● **Your task**:
Among the lines of these entries, how many hold the word "seconds"? State only the number.

───── Task input ─────

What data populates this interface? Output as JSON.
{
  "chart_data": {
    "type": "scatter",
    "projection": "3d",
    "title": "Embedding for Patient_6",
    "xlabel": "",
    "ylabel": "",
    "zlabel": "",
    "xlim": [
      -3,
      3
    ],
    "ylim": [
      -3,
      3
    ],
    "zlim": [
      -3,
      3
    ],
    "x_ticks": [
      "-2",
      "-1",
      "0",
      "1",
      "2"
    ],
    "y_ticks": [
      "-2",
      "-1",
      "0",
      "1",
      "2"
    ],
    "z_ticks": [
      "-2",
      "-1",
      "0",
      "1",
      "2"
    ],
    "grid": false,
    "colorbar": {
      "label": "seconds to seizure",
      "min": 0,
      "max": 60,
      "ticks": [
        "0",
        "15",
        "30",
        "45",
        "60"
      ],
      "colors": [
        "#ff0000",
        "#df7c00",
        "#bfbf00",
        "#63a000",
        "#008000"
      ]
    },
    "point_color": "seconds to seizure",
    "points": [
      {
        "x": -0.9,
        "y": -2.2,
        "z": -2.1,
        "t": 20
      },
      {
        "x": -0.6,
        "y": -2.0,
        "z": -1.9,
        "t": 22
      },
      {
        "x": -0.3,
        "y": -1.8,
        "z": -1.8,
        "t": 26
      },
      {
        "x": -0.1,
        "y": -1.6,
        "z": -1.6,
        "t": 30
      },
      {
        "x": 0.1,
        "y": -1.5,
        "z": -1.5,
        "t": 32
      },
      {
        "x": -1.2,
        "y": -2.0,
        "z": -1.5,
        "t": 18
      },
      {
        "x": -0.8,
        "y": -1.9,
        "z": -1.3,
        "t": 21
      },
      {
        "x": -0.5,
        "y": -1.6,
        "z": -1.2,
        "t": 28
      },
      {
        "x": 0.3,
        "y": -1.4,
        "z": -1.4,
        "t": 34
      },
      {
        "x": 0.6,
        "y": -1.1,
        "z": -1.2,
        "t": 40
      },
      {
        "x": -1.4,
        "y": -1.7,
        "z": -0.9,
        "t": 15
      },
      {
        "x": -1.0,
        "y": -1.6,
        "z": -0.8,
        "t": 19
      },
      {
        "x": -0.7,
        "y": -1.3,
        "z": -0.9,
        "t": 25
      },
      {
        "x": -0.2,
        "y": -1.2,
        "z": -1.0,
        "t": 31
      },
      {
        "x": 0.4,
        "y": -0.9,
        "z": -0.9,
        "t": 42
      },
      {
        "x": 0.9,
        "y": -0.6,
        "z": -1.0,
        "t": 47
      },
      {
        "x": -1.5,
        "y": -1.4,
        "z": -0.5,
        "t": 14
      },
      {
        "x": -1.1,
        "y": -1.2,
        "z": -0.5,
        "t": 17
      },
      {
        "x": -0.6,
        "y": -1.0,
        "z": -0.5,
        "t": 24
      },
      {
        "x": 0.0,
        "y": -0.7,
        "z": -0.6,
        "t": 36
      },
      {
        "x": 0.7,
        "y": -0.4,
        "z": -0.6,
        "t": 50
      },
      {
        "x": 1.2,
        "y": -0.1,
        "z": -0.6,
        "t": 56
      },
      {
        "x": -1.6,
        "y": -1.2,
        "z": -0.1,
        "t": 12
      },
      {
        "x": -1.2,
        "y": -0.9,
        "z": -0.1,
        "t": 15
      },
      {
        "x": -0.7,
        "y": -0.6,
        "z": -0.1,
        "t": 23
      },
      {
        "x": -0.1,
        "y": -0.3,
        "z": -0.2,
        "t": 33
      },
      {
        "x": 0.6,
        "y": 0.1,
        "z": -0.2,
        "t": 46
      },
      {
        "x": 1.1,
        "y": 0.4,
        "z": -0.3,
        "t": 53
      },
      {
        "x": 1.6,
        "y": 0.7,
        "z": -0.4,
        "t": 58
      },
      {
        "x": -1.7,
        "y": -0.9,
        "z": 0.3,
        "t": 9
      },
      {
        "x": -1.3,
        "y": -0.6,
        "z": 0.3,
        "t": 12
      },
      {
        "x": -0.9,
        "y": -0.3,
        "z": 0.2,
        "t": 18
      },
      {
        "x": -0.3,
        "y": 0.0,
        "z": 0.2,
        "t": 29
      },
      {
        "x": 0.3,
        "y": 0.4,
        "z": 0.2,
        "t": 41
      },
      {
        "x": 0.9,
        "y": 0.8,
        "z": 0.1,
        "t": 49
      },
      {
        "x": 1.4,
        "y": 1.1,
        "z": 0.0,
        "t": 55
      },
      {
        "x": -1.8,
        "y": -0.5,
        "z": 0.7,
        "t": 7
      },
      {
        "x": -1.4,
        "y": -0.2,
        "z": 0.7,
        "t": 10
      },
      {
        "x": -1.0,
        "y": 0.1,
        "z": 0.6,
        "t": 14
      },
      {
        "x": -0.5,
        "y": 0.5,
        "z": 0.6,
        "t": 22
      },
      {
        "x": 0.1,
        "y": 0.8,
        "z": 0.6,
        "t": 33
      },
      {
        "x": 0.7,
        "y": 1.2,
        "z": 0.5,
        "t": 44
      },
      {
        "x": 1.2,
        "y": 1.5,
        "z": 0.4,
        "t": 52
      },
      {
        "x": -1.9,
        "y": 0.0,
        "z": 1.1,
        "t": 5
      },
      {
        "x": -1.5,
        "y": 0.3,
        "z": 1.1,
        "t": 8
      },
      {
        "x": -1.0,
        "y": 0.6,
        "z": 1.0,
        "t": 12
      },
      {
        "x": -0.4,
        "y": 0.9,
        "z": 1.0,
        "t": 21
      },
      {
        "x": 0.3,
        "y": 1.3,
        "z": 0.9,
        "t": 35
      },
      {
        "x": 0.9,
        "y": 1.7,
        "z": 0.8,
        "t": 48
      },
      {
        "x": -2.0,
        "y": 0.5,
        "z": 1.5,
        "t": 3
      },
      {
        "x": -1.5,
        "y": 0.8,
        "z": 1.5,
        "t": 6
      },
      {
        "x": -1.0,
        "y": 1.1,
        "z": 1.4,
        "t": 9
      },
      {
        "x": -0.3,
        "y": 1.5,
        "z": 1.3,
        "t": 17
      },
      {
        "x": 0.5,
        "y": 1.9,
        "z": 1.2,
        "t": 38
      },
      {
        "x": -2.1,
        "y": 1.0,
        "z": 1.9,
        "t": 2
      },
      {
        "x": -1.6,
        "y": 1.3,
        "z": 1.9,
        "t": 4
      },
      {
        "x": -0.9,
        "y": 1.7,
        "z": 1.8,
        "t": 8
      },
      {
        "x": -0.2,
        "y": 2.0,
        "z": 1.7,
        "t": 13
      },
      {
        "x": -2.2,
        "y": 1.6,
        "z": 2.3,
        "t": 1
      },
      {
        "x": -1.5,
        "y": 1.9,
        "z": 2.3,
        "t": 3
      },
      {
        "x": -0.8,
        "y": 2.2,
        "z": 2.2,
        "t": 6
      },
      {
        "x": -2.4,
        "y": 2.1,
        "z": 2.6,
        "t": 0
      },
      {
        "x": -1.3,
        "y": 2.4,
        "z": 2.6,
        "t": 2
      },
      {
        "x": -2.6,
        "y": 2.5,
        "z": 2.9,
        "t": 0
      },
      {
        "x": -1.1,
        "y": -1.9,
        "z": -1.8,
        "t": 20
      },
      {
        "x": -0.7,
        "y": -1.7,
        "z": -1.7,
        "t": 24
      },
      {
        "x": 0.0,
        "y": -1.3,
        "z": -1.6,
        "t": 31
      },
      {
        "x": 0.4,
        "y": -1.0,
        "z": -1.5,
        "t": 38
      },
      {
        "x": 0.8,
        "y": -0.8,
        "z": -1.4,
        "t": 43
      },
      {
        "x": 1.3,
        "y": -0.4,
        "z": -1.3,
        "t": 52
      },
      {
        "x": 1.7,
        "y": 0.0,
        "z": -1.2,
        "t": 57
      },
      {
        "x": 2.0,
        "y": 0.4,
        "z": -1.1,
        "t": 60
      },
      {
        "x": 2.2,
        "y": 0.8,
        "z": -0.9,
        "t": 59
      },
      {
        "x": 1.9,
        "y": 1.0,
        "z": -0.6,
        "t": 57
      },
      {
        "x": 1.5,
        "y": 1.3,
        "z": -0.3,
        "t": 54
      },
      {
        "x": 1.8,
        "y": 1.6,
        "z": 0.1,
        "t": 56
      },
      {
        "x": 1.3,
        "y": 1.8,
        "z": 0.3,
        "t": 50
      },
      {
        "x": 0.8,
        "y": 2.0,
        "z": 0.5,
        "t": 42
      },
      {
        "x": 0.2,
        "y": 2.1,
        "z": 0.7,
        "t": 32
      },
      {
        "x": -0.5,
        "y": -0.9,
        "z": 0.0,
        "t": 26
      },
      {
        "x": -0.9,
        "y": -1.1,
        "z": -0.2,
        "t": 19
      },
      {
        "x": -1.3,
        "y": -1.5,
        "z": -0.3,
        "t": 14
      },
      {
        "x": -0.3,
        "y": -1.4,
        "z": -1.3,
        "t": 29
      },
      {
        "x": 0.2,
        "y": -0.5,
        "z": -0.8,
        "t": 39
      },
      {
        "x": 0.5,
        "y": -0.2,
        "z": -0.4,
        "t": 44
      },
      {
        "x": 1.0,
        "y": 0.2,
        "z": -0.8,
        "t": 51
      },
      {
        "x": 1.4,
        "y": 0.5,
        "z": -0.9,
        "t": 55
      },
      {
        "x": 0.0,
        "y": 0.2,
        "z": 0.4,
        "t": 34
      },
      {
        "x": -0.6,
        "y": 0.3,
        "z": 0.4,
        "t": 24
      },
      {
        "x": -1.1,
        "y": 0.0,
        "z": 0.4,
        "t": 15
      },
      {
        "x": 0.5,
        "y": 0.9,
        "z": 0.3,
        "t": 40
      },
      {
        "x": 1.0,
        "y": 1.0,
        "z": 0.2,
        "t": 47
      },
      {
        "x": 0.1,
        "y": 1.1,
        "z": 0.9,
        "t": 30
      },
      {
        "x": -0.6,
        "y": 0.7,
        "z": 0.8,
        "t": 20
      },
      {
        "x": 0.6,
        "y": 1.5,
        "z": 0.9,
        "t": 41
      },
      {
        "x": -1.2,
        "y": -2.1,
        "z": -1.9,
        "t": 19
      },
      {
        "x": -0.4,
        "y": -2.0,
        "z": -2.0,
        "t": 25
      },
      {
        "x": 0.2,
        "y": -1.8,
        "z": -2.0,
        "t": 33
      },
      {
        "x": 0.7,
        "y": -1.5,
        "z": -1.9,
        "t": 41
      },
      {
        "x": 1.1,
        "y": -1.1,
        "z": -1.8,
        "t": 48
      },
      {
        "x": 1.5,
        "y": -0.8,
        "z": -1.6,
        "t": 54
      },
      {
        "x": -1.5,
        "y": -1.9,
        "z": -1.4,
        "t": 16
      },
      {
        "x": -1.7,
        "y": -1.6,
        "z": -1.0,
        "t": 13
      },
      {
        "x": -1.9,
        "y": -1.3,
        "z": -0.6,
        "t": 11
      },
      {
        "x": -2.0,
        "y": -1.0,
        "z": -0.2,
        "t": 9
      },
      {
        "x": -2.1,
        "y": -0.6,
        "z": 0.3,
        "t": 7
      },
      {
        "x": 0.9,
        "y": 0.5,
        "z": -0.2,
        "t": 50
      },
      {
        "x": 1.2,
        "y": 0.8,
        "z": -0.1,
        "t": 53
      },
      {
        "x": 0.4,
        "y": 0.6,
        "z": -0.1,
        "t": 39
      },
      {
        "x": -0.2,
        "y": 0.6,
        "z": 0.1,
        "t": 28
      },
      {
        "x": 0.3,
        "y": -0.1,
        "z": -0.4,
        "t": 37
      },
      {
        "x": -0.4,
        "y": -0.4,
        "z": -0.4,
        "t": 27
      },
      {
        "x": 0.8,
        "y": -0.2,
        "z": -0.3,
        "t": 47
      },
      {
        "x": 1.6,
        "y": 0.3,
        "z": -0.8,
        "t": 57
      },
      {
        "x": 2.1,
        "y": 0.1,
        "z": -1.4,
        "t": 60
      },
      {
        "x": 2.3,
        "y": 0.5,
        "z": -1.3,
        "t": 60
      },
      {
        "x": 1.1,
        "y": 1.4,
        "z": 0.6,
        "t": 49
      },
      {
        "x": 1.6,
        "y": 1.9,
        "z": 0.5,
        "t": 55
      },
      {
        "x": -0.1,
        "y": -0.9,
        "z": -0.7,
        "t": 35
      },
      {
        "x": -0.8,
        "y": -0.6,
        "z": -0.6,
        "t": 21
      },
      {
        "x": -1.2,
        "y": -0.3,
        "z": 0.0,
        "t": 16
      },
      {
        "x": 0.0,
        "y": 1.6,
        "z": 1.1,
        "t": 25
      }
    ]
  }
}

─────

● **Reply**:
2